Document extract:
· · · ·
London, 23 April 1857

9 Grafton Terrace, Maitland Park,

Haverstock Hill

Dear Fred,

I shall write to Dana not later than tomorrow. For me, the thing has come as a godsend, as you can imagine. It has also reassured my wife, which is important in her present SITUATION. I shall write to Steffen straight away (the fellow has changed his lodgings without notifying me, but is still in Brighton). Pieper, as you will remember from one of my previous letters,[1] has been a schoolmaster in Bognor since Christmas, AND I SHALL CERTAINLY LEAVE HIM THERE. He was becoming daily more vacuous, idle, useless and expensive. Under the iron rod of the parson in whose service he now is, he will again come to his senses. Moreover, the laddie left me just at a time when, because of my wife's condition, he thought himself indispensable and did not seem averse to the idea of my

pressing him to remain on more favourable terms. I DID NOTHING OF THE SORT but merely expressed my satisfaction at his having at long last found a post. In the event, it transpired that his 'indispensabil- ity' was merely a figment of his own imagination. My wife fulfils the function of secretary without all the BOTHER created by the noble youth. As tutor to the girls he was quite unsuitable. So both parties have benefited from the change and, if the fellow again becomes serviceable, as I am convinced he will, he'll be much fortified by the realisation that I do not need him in any way.
· · · ·
Source data:
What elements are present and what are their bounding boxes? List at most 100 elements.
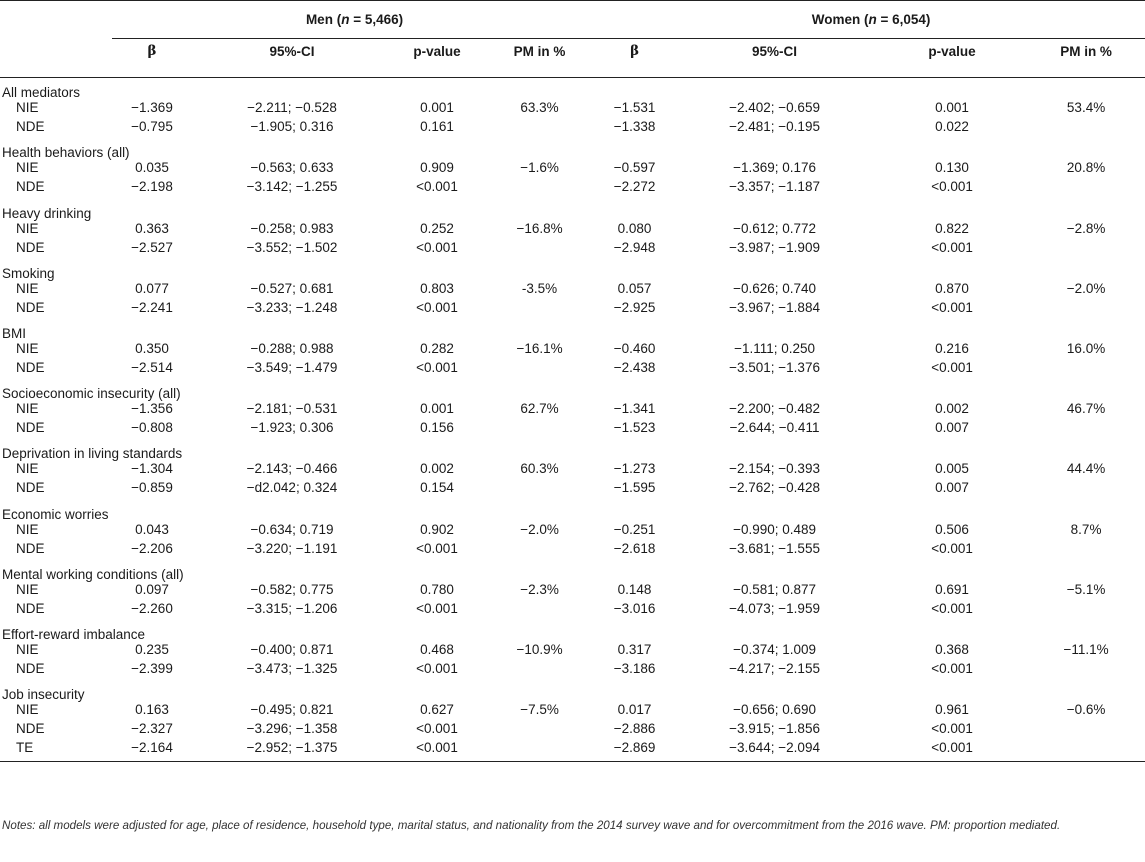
· · · ·
Tasks:
1) In the letter dated 23 April 1857, where has Pieper been working as a schoolmaster since Christmas?
2) Reproduce word for word everything in the letter dated 23 April 1857 from "pressing him to" down to "in any way.".
3) Carry the letter dated 23 April 1857 forward from its final sentence.

Response list:
1) In Bognor.

2)
pressing him to remain on more favourable terms. I DID NOTHING OF THE SORT but merely expressed my satisfaction at his having at long last found a post. In the event, it transpired that his 'indispensabil- ity' was merely a figment of his own imagination. My wife fulfils the function of secretary without all the BOTHER created by the noble youth. As tutor to the girls he was quite unsuitable. So both parties have benefited from the change and, if the fellow again becomes serviceable, as I am convinced he will, he'll be much fortified by the realisation that I do not need him in any way.

3)
Hence there can be no question of setting up an office in London. There is no one here who is any good. It's possible—and this I shall know within a day or two—that Dana has approached Freiligrath direct. Our Freiligrath is again MALCONTENT with his post though it enables him to earn £300 very comfortably with little or nothing to do. What he finds tedious is, for one thing, the moaning and groaning of the shareholders, who vent their displeasure on him, and, for another, his admittedly ambiguous position, which places a great deal of responsibility on him while allowing him barely a semblance of autonomy. That, AT LEAST, is the interpretation he himself puts on his FEELINGS. What in fact LURKS beneath all this is, or so it seems to me, a general distaste for RESPONSIBILITY. A clerical post which would relieve him of it, as at Hood's, is and always will be his dream. Then, too, he is tormented by the conflict between his renown as a poet and the rate of exchange. So far as I can gather from his occasional CONFESSIONS, all these Crédits mobiliers[2] are privily assailed by considerable MISGIVINGS. He was assured by an old hand on the Stock Exchange that never, in a practice of 40 YEARS' STANDING, had he experienced a chronic state of crisis such as now prevails. I haven't yet got round to it, but some time I must really investigate the relationship between the rate of exchange and BULLION. The role played by money as such in determining the bank rate and

t h e MONEY MARKET IS SOMETHING STRIKING AND QUITE ANTAGONISTIC T O ALL LAWS OF POLITICAL ECONOMY. Worthy of note are the 2 newly published volumes of Tooke's History of Prices. A pity the old man's head-on collision with the CURRENCY PRINCIPLE chaps should lead him to give such a one-sided TURN to all his disquisitions.

I wrote to Dana as much as a fortnight ago asking for the return of your Bazancourt.[3]

The Urquhartites—who have asked me to send them a detailed BILL—have paid me £10 on account[4]; this was most welcome, since

I owed that much to baker and butcher alone. The girls are growing up very quickly and their education, too, is becoming expensive. At the LADIES SEMINARY they frequent, they are having PRIVATE LESSONS with an Italian, a Frenchman and a DRAWING MASTER. Now I have also got to find a chap for music. They learn extraordinarily fast. The youngest one—the BABY[5]—is an astonish- ingly witty little thing and claims that SHE HAS GOT TWO BRAINS.

For my own part I would much prefer to supply Dana with articles on, say, Ricardo, Sismondi, etc. That sort of thing does at least admit of objective treatment from the Yankee point of view. German philosophy is difficult to write about in English. However, I shall suggest various things to Dana and leave the choice to him.

For the past six months I've been constantly having to call in the doctor for my wife. She is, indeed, very much run down.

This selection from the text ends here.